# [PROVIDED TEXT]
# Officer Down: Master Trooper David Rich - [Wabash, Indiana]



## kwflatbed (Dec 29, 2004)

07/05/2007
*Ind. trooper fatally shot while helping motorist*

*Officer Down: Master Trooper David Rich* - [Wabash, Indiana]

*









ODMP

Biographical Info*
*Age: * 41

*Cause of Death:* Gunfire
*
Additional Information:* Trooper David Rich had served with the Indiana State Police for 18 years. He is survived by his wife, daughter, and twin sons.

*Incident Details:* Trooper Rich was shot and killed by a suspect on US 24, in Wabash, Indiana. 
Trooper Rich stopped to help a motorist he believed was stranded about one mile west of Wabash. Unbeknownst to Trooper Rich, the man was driving a vehicle that his dad had reported stolen earlier in the day. The suspect shot Trooper Rich in the chest with a shotgun and then killed himself.

*End of Watch:* Thursday, July 5, 2007

*Indiana trooper fatally shot on highway 
*
The Associated Press
WABASH, Ind.- A state trooper who had stopped to help who he thought was a stranded motorist was shot and killed Thursday by the man, who then reloaded the shotgun and killed himself, state police said.

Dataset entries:

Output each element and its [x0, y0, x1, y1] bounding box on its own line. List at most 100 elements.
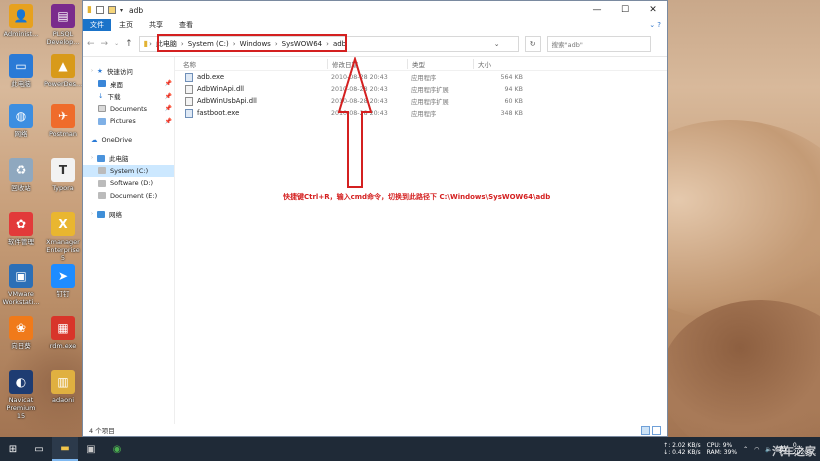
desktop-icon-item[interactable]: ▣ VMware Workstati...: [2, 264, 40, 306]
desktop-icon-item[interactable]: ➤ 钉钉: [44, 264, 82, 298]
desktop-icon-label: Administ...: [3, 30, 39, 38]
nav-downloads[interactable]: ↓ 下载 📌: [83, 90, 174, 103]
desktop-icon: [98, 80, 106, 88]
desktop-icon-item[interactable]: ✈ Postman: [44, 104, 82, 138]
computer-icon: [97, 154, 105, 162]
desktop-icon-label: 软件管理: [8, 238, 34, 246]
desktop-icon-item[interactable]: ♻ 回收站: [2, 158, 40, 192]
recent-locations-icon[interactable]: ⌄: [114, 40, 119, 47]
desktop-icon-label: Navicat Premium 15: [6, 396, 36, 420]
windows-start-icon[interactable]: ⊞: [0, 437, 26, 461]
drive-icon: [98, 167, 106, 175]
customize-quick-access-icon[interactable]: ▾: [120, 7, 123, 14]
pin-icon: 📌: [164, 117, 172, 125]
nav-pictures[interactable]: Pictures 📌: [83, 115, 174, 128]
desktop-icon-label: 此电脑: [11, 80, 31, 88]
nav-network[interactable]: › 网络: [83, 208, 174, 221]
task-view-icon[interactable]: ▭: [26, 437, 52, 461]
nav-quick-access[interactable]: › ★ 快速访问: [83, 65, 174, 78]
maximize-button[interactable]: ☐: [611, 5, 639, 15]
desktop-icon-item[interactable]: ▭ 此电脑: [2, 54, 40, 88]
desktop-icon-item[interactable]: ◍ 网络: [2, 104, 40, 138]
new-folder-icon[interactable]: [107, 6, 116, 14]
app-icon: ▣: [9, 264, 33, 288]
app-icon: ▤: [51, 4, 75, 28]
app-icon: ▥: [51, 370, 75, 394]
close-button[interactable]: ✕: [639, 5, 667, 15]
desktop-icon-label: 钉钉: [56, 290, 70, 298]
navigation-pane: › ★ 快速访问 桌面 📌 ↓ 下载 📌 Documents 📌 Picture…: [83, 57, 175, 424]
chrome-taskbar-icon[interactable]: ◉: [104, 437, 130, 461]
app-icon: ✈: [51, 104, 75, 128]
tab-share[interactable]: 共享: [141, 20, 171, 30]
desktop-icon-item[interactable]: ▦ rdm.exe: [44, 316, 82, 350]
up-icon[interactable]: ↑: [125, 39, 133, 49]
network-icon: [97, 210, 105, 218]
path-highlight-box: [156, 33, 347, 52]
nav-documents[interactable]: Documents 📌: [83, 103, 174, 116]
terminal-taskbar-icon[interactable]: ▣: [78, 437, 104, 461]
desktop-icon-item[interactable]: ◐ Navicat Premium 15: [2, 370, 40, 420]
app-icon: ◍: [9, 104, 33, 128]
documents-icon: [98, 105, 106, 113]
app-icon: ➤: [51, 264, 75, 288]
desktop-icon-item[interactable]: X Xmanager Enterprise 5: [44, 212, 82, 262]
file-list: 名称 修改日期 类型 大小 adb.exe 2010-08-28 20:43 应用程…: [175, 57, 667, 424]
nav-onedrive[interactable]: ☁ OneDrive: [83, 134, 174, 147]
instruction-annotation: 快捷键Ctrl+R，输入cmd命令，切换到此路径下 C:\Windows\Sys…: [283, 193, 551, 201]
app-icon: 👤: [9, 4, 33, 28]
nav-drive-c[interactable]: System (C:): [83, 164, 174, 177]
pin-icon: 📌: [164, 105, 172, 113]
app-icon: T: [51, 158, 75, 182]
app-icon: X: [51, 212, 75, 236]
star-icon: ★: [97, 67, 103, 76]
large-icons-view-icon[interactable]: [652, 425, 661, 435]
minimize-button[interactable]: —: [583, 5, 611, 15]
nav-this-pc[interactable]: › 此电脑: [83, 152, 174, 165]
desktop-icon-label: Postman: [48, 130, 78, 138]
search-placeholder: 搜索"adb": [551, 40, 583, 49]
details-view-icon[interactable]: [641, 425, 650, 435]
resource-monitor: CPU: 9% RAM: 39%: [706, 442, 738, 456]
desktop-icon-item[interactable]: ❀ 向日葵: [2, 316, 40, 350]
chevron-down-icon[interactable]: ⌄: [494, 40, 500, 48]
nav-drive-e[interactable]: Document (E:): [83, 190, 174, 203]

# [SHORT EXERCISE 1]
From the post about Trooper David Rich, echo the passage that begins with the words containing "Biographical Info*" and ends with "in Wabash, Indiana.".
# [SHORT EXERCISE 2]
According to the post about Trooper David Rich, why did he stop on US 24 near Wabash? Answer in one to three sentences.
# [SHORT EXERCISE 3]
Finish out the next part of the post about Trooper David Rich's death, picking up after its final sentence.

# [EXPECTED OUTPUT 1]
Biographical Info*
*Age: * 41

*Cause of Death:* Gunfire
*
Additional Information:* Trooper David Rich had served with the Indiana State Police for 18 years. He is survived by his wife, daughter, and twin sons.

*Incident Details:* Trooper Rich was shot and killed by a suspect on US 24, in Wabash, Indiana.

# [EXPECTED OUTPUT 2]
He stopped because he believed the motorist was stranded and needed help. The man was about one mile west of Wabash.

# [EXPECTED OUTPUT 3]
Master Trooper David Rich was shot in the chest by Joseph M. Vultaggio Jr., 21, of Gaylord, Mich., on U.S. 24 in northern Indiana, state police Sgt. Tony Slocum said.
Slocum said Vultaggio was driving a sport-utility vehicle that his father had reported stolen on Wednesday.
Rich, 41, was an 18-year veteran of the state police. He was married with a 7-year-old daughter and twin 3-year-old sons, Slocum said.
"If that guy needed help, he would have gave him his shoes, his pants," Slocum said. "He would have done anything to help him, just as he's done here on many occasions at the post."
The shooting prompted authorities to shut down the four-lane highway in both directions around the scene, about 40 miles southwest of Fort Wayne, for more than two hours.
Rich is the first state trooper killed in a line-of-duty shooting since another officer was fatally shot in December 2003 after he stopped to a check a vehicle parked on an interstate exit ramp in Gary.


----------



## kwflatbed (Dec 29, 2004)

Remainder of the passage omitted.